Directive
Copy each of the following rows character for character, keeping their order.

'''

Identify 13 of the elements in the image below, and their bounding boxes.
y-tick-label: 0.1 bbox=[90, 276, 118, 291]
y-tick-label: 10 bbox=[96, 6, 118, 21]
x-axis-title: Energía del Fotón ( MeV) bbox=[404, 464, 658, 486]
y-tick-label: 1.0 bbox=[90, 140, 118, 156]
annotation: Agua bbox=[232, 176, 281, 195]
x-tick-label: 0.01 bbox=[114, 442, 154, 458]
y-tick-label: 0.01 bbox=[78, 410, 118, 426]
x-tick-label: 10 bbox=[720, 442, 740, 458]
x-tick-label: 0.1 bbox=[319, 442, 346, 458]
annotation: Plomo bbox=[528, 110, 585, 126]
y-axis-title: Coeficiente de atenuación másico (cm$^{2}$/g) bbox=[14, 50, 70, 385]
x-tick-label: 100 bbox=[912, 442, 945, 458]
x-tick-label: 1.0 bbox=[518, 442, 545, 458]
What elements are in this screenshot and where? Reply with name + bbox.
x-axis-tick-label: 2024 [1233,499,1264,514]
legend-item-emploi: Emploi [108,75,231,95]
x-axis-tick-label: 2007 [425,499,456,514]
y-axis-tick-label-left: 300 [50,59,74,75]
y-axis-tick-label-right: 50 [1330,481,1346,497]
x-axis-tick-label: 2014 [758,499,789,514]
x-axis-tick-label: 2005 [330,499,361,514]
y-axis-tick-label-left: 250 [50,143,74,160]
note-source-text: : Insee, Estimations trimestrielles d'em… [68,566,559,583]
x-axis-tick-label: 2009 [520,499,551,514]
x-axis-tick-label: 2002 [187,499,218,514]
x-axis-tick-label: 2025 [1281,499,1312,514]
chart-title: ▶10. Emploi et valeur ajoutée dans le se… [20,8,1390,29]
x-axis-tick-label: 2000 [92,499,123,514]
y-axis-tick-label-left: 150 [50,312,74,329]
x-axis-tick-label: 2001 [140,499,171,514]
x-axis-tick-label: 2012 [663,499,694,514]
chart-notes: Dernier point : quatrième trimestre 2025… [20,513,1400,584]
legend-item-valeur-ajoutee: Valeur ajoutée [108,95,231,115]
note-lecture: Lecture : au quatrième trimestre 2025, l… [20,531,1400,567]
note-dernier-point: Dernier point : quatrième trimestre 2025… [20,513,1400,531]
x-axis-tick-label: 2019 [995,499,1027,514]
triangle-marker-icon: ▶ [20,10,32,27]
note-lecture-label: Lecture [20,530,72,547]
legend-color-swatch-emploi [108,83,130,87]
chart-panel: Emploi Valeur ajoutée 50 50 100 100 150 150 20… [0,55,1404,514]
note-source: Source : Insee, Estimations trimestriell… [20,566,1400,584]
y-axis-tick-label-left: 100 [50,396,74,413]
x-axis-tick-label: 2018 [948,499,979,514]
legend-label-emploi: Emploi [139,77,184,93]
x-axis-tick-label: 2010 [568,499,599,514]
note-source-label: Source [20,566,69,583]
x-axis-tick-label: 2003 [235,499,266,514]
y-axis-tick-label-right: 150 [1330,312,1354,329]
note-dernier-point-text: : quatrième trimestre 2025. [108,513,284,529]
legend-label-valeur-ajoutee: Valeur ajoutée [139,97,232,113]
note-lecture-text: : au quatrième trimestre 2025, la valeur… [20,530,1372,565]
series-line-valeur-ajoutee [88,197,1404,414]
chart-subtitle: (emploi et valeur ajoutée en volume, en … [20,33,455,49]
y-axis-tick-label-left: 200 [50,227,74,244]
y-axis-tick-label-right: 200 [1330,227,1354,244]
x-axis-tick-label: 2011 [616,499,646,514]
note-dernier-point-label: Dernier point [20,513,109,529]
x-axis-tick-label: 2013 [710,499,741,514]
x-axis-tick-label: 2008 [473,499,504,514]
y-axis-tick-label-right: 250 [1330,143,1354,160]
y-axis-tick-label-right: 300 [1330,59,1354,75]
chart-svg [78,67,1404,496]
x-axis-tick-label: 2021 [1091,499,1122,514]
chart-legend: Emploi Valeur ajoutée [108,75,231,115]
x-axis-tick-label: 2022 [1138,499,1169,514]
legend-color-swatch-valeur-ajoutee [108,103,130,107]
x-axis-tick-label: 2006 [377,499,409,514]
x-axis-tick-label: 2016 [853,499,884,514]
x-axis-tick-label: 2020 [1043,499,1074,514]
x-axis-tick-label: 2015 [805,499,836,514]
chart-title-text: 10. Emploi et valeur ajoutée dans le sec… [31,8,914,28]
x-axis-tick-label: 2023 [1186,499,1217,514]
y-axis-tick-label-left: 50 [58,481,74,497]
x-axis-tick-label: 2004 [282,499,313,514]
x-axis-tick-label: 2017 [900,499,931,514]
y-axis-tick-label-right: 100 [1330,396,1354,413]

'''

Exercise solution
Identify 13 of the elements in the image below, and their bounding boxes.
y-tick-label: 0.1 bbox=[90, 276, 118, 291]
y-tick-label: 10 bbox=[96, 6, 118, 21]
x-axis-title: Energía del Fotón ( MeV) bbox=[404, 464, 658, 486]
y-tick-label: 1.0 bbox=[90, 140, 118, 156]
annotation: Agua bbox=[232, 176, 281, 195]
x-tick-label: 0.01 bbox=[114, 442, 154, 458]
y-tick-label: 0.01 bbox=[78, 410, 118, 426]
x-tick-label: 10 bbox=[720, 442, 740, 458]
x-tick-label: 0.1 bbox=[319, 442, 346, 458]
annotation: Plomo bbox=[528, 110, 585, 126]
y-axis-title: Coeficiente de atenuación másico (cm$^{2}$/g) bbox=[14, 50, 70, 385]
x-tick-label: 100 bbox=[912, 442, 945, 458]
x-tick-label: 1.0 bbox=[518, 442, 545, 458]
What elements are in this screenshot and where? Reply with name + bbox.
x-axis-tick-label: 2024 [1233,499,1264,514]
legend-item-emploi: Emploi [108,75,231,95]
x-axis-tick-label: 2007 [425,499,456,514]
y-axis-tick-label-left: 300 [50,59,74,75]
y-axis-tick-label-right: 50 [1330,481,1346,497]
x-axis-tick-label: 2014 [758,499,789,514]
x-axis-tick-label: 2005 [330,499,361,514]
y-axis-tick-label-left: 250 [50,143,74,160]
note-source-text: : Insee, Estimations trimestrielles d'em… [68,566,559,583]
x-axis-tick-label: 2009 [520,499,551,514]
x-axis-tick-label: 2002 [187,499,218,514]
x-axis-tick-label: 2025 [1281,499,1312,514]
chart-title: ▶10. Emploi et valeur ajoutée dans le se… [20,8,1390,29]
x-axis-tick-label: 2000 [92,499,123,514]
y-axis-tick-label-left: 150 [50,312,74,329]
x-axis-tick-label: 2001 [140,499,171,514]
x-axis-tick-label: 2012 [663,499,694,514]
chart-notes: Dernier point : quatrième trimestre 2025… [20,513,1400,584]
legend-item-valeur-ajoutee: Valeur ajoutée [108,95,231,115]
note-lecture: Lecture : au quatrième trimestre 2025, l… [20,531,1400,567]
note-dernier-point: Dernier point : quatrième trimestre 2025… [20,513,1400,531]
x-axis-tick-label: 2019 [995,499,1027,514]
triangle-marker-icon: ▶ [20,10,32,27]
note-lecture-label: Lecture [20,530,72,547]
legend-color-swatch-emploi [108,83,130,87]
chart-panel: Emploi Valeur ajoutée 50 50 100 100 150 150 20… [0,55,1404,514]
note-source: Source : Insee, Estimations trimestriell… [20,566,1400,584]
y-axis-tick-label-left: 100 [50,396,74,413]
x-axis-tick-label: 2018 [948,499,979,514]
legend-label-emploi: Emploi [139,77,184,93]
x-axis-tick-label: 2010 [568,499,599,514]
note-source-label: Source [20,566,69,583]
x-axis-tick-label: 2003 [235,499,266,514]
y-axis-tick-label-right: 150 [1330,312,1354,329]
note-dernier-point-text: : quatrième trimestre 2025. [108,513,284,529]
legend-label-valeur-ajoutee: Valeur ajoutée [139,97,232,113]
note-lecture-text: : au quatrième trimestre 2025, la valeur… [20,530,1372,565]
series-line-valeur-ajoutee [88,197,1404,414]
chart-subtitle: (emploi et valeur ajoutée en volume, en … [20,33,455,49]
y-axis-tick-label-left: 200 [50,227,74,244]
y-axis-tick-label-right: 200 [1330,227,1354,244]
x-axis-tick-label: 2011 [616,499,646,514]
note-dernier-point-label: Dernier point [20,513,109,529]
x-axis-tick-label: 2013 [710,499,741,514]
x-axis-tick-label: 2008 [473,499,504,514]
y-axis-tick-label-right: 250 [1330,143,1354,160]
y-axis-tick-label-right: 300 [1330,59,1354,75]
chart-svg [78,67,1404,496]
x-axis-tick-label: 2021 [1091,499,1122,514]
chart-legend: Emploi Valeur ajoutée [108,75,231,115]
x-axis-tick-label: 2022 [1138,499,1169,514]
legend-color-swatch-valeur-ajoutee [108,103,130,107]
x-axis-tick-label: 2006 [377,499,409,514]
x-axis-tick-label: 2016 [853,499,884,514]
x-axis-tick-label: 2020 [1043,499,1074,514]
x-axis-tick-label: 2015 [805,499,836,514]
chart-title-text: 10. Emploi et valeur ajoutée dans le sec… [31,8,914,28]
x-axis-tick-label: 2023 [1186,499,1217,514]
y-axis-tick-label-left: 50 [58,481,74,497]
x-axis-tick-label: 2004 [282,499,313,514]
x-axis-tick-label: 2017 [900,499,931,514]
y-axis-tick-label-right: 100 [1330,396,1354,413]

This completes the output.